Aim of the task: Each record below is to be reproduced without any change.

Records for this exercise:
- - -

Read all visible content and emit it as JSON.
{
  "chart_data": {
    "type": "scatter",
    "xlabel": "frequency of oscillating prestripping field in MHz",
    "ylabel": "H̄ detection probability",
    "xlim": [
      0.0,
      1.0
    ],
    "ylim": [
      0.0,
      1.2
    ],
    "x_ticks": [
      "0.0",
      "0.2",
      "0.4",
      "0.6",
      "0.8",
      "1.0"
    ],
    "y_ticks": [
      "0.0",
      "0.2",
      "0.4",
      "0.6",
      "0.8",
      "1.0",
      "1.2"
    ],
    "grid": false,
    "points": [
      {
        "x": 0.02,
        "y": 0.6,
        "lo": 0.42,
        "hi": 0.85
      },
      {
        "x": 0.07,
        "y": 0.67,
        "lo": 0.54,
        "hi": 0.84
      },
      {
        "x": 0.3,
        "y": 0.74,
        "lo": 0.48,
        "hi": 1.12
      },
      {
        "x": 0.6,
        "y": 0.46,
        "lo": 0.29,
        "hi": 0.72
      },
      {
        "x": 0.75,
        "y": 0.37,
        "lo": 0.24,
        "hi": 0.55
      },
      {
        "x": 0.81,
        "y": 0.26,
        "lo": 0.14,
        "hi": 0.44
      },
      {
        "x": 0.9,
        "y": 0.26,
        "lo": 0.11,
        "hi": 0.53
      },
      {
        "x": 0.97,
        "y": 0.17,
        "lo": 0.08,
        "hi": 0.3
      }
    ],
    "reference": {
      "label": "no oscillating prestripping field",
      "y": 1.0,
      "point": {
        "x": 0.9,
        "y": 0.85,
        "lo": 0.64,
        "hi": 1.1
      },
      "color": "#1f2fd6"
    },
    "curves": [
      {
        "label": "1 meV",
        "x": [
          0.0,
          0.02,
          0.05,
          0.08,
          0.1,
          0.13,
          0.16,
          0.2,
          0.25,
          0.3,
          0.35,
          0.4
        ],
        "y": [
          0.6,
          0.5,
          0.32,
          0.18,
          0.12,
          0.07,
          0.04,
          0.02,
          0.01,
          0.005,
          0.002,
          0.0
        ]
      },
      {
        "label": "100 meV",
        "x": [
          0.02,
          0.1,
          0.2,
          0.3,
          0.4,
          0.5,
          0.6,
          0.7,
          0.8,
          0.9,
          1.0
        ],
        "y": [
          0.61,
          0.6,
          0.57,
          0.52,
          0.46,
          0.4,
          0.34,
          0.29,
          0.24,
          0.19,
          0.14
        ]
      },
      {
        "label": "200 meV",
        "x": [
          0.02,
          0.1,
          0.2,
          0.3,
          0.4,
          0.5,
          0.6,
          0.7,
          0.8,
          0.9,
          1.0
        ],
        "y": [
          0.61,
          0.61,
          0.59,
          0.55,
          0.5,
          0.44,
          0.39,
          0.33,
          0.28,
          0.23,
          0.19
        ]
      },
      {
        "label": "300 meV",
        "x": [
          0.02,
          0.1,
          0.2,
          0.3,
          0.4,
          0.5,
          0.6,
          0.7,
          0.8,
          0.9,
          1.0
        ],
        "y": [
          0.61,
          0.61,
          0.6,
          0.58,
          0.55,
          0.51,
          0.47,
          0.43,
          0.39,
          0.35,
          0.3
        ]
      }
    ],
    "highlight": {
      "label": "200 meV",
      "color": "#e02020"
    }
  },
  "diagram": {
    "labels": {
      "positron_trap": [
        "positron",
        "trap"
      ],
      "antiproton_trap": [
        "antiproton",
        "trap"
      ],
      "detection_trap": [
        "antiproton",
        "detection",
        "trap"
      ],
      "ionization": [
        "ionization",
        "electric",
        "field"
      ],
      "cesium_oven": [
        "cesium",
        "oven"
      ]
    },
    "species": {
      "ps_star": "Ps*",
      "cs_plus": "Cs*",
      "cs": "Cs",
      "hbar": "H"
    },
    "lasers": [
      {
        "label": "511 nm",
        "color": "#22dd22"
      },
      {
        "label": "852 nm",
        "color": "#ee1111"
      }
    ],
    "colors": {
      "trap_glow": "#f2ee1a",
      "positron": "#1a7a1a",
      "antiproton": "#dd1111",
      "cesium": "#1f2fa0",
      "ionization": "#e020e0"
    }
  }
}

- - -

Completed task:
Read all visible content and emit it as JSON.
{
  "chart_data": {
    "type": "scatter",
    "xlabel": "frequency of oscillating prestripping field in MHz",
    "ylabel": "H̄ detection probability",
    "xlim": [
      0.0,
      1.0
    ],
    "ylim": [
      0.0,
      1.2
    ],
    "x_ticks": [
      "0.0",
      "0.2",
      "0.4",
      "0.6",
      "0.8",
      "1.0"
    ],
    "y_ticks": [
      "0.0",
      "0.2",
      "0.4",
      "0.6",
      "0.8",
      "1.0",
      "1.2"
    ],
    "grid": false,
    "points": [
      {
        "x": 0.02,
        "y": 0.6,
        "lo": 0.42,
        "hi": 0.85
      },
      {
        "x": 0.07,
        "y": 0.67,
        "lo": 0.54,
        "hi": 0.84
      },
      {
        "x": 0.3,
        "y": 0.74,
        "lo": 0.48,
        "hi": 1.12
      },
      {
        "x": 0.6,
        "y": 0.46,
        "lo": 0.29,
        "hi": 0.72
      },
      {
        "x": 0.75,
        "y": 0.37,
        "lo": 0.24,
        "hi": 0.55
      },
      {
        "x": 0.81,
        "y": 0.26,
        "lo": 0.14,
        "hi": 0.44
      },
      {
        "x": 0.9,
        "y": 0.26,
        "lo": 0.11,
        "hi": 0.53
      },
      {
        "x": 0.97,
        "y": 0.17,
        "lo": 0.08,
        "hi": 0.3
      }
    ],
    "reference": {
      "label": "no oscillating prestripping field",
      "y": 1.0,
      "point": {
        "x": 0.9,
        "y": 0.85,
        "lo": 0.64,
        "hi": 1.1
      },
      "color": "#1f2fd6"
    },
    "curves": [
      {
        "label": "1 meV",
        "x": [
          0.0,
          0.02,
          0.05,
          0.08,
          0.1,
          0.13,
          0.16,
          0.2,
          0.25,
          0.3,
          0.35,
          0.4
        ],
        "y": [
          0.6,
          0.5,
          0.32,
          0.18,
          0.12,
          0.07,
          0.04,
          0.02,
          0.01,
          0.005,
          0.002,
          0.0
        ]
      },
      {
        "label": "100 meV",
        "x": [
          0.02,
          0.1,
          0.2,
          0.3,
          0.4,
          0.5,
          0.6,
          0.7,
          0.8,
          0.9,
          1.0
        ],
        "y": [
          0.61,
          0.6,
          0.57,
          0.52,
          0.46,
          0.4,
          0.34,
          0.29,
          0.24,
          0.19,
          0.14
        ]
      },
      {
        "label": "200 meV",
        "x": [
          0.02,
          0.1,
          0.2,
          0.3,
          0.4,
          0.5,
          0.6,
          0.7,
          0.8,
          0.9,
          1.0
        ],
        "y": [
          0.61,
          0.61,
          0.59,
          0.55,
          0.5,
          0.44,
          0.39,
          0.33,
          0.28,
          0.23,
          0.19
        ]
      },
      {
        "label": "300 meV",
        "x": [
          0.02,
          0.1,
          0.2,
          0.3,
          0.4,
          0.5,
          0.6,
          0.7,
          0.8,
          0.9,
          1.0
        ],
        "y": [
          0.61,
          0.61,
          0.6,
          0.58,
          0.55,
          0.51,
          0.47,
          0.43,
          0.39,
          0.35,
          0.3
        ]
      }
    ],
    "highlight": {
      "label": "200 meV",
      "color": "#e02020"
    }
  },
  "diagram": {
    "labels": {
      "positron_trap": [
        "positron",
        "trap"
      ],
      "antiproton_trap": [
        "antiproton",
        "trap"
      ],
      "detection_trap": [
        "antiproton",
        "detection",
        "trap"
      ],
      "ionization": [
        "ionization",
        "electric",
        "field"
      ],
      "cesium_oven": [
        "cesium",
        "oven"
      ]
    },
    "species": {
      "ps_star": "Ps*",
      "cs_plus": "Cs*",
      "cs": "Cs",
      "hbar": "H"
    },
    "lasers": [
      {
        "label": "511 nm",
        "color": "#22dd22"
      },
      {
        "label": "852 nm",
        "color": "#ee1111"
      }
    ],
    "colors": {
      "trap_glow": "#f2ee1a",
      "positron": "#1a7a1a",
      "antiproton": "#dd1111",
      "cesium": "#1f2fa0",
      "ionization": "#e020e0"
    }
  }
}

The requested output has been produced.